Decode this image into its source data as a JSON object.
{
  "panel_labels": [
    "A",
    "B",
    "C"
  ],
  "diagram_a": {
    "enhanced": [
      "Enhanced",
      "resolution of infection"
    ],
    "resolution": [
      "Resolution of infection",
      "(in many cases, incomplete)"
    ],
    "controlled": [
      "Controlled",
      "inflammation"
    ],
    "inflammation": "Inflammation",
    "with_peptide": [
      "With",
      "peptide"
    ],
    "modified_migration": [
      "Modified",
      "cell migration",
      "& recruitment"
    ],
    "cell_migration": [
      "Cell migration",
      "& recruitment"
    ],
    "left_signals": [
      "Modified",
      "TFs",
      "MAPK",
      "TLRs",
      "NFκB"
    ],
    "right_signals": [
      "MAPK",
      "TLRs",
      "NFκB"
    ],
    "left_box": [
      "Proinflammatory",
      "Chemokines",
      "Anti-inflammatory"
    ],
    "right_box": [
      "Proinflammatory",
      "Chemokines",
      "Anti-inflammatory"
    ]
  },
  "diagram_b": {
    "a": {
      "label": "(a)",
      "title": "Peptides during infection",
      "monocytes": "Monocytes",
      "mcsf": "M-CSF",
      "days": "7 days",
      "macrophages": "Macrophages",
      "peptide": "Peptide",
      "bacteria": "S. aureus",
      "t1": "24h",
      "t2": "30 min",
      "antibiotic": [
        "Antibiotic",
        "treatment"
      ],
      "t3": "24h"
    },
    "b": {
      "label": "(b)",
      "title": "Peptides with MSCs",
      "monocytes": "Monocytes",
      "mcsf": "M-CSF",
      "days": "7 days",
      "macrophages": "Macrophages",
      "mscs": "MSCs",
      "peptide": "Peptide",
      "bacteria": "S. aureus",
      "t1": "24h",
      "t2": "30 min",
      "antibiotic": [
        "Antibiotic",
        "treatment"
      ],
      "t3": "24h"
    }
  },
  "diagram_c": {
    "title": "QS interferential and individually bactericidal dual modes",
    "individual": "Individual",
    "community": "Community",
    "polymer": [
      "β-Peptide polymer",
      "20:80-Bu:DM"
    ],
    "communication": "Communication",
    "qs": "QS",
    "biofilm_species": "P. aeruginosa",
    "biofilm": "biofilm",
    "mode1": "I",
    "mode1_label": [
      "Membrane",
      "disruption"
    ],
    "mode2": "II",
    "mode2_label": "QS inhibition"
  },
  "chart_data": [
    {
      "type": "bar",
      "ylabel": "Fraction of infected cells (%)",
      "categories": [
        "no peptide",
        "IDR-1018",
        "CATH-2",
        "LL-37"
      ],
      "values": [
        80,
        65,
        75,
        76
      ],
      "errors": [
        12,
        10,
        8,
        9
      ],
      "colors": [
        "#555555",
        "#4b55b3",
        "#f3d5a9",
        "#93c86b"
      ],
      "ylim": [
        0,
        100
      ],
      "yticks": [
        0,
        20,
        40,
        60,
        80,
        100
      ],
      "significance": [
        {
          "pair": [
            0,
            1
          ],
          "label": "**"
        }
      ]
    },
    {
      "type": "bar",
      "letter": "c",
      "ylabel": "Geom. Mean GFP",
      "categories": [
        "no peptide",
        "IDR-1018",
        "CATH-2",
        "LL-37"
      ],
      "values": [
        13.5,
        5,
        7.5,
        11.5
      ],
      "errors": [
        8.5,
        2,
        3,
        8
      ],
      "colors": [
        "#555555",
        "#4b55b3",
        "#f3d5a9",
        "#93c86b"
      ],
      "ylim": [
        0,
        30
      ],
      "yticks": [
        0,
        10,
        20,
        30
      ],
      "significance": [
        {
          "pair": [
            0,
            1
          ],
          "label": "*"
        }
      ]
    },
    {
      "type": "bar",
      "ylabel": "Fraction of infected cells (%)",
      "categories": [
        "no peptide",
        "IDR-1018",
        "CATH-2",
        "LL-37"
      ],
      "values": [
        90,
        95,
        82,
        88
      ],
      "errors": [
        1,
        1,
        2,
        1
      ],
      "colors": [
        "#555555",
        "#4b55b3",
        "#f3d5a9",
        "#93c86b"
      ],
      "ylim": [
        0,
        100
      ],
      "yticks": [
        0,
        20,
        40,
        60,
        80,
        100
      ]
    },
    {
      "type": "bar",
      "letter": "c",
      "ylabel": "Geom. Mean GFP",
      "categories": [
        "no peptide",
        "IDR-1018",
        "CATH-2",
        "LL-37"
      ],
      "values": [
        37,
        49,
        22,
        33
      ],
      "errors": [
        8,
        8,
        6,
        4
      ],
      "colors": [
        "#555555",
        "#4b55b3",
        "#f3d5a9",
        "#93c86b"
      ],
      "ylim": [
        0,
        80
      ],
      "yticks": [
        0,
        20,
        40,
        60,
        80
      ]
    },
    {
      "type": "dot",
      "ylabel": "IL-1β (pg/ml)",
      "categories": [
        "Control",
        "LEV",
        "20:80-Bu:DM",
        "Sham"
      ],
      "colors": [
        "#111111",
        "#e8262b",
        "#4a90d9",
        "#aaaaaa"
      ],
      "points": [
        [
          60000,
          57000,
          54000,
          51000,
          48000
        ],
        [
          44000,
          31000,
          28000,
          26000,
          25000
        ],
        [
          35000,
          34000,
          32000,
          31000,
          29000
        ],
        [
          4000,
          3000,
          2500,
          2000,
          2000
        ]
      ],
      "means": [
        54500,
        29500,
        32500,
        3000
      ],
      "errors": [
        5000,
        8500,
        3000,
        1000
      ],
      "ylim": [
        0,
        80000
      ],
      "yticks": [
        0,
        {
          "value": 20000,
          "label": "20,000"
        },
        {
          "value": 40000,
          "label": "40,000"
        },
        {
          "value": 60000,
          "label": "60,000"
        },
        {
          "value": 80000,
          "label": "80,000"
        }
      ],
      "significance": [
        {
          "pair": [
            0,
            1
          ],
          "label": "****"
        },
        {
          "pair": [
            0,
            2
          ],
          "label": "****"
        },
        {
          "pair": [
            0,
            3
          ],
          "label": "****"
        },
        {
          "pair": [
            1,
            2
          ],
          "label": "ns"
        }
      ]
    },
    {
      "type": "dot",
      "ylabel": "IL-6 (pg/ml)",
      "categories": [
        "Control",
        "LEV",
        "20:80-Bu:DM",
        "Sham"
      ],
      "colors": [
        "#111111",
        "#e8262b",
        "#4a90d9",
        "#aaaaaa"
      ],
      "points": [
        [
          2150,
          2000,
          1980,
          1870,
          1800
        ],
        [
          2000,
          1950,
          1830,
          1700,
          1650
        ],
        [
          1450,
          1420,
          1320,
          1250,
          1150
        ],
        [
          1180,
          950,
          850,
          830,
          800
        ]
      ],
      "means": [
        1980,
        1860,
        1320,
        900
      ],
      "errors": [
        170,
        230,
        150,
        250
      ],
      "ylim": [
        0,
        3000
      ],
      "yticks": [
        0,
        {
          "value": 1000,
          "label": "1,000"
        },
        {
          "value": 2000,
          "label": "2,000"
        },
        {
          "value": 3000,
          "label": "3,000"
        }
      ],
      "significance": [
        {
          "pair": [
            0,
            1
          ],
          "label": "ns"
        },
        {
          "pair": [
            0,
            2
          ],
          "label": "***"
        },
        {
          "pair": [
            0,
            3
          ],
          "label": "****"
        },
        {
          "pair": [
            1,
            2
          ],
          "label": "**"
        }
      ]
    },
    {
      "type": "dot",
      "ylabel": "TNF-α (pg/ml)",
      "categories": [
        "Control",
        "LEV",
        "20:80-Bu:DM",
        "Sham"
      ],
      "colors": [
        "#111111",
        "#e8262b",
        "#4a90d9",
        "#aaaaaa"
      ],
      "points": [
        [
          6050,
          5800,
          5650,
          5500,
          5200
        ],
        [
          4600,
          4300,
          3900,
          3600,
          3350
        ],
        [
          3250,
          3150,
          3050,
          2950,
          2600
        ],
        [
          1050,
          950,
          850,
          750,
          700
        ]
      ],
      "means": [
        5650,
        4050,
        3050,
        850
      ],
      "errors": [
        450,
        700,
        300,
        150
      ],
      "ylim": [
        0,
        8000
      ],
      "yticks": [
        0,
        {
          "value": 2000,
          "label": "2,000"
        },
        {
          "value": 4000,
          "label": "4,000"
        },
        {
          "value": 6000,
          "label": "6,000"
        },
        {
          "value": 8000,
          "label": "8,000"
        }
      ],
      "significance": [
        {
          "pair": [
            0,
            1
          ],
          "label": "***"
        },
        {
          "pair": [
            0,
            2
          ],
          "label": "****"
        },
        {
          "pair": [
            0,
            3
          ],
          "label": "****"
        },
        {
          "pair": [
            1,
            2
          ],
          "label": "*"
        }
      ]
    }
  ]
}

● ● ● ● ●

What you need to do: How many lines of the data above include the word "inflammation"? Only that number should be returned.

Task response: 2